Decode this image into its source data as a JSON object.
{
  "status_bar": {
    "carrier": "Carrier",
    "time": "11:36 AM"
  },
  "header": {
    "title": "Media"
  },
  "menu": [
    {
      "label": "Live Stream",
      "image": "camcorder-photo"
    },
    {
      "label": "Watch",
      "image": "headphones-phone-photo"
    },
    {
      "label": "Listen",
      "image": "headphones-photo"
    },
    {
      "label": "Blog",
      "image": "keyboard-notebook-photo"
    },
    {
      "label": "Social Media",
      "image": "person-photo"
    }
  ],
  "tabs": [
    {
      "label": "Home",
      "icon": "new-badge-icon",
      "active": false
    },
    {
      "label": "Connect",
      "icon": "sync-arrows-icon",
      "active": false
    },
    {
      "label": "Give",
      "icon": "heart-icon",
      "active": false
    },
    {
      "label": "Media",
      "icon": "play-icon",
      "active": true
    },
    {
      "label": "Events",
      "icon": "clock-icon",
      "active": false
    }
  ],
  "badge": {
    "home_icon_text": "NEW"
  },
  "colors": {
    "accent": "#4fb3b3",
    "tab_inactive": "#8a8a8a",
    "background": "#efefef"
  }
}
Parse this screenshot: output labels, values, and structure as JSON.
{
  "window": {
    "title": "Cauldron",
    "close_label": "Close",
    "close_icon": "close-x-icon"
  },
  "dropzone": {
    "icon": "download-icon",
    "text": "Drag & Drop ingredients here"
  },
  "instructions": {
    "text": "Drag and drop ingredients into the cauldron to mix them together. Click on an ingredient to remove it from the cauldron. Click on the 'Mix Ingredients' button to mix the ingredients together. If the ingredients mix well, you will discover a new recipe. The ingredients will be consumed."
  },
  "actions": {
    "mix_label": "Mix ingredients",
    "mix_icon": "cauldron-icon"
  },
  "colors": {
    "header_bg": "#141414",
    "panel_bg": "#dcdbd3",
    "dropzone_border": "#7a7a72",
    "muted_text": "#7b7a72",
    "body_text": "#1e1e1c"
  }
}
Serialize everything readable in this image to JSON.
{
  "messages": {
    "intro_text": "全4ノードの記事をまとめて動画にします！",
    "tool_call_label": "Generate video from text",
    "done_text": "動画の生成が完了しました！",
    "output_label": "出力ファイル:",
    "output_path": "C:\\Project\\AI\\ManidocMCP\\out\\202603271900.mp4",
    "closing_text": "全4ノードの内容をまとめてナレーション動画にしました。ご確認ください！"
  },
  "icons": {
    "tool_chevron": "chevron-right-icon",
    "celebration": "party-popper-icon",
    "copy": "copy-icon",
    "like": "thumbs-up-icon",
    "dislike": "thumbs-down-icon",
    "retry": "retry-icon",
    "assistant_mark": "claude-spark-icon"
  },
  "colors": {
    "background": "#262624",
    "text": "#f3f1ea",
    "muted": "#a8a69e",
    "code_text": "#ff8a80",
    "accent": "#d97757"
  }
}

====

TASK BRIEF: Across the records, count the lines holding the string "this". Give the number and stop.

COMPLETE RESPONSE: 3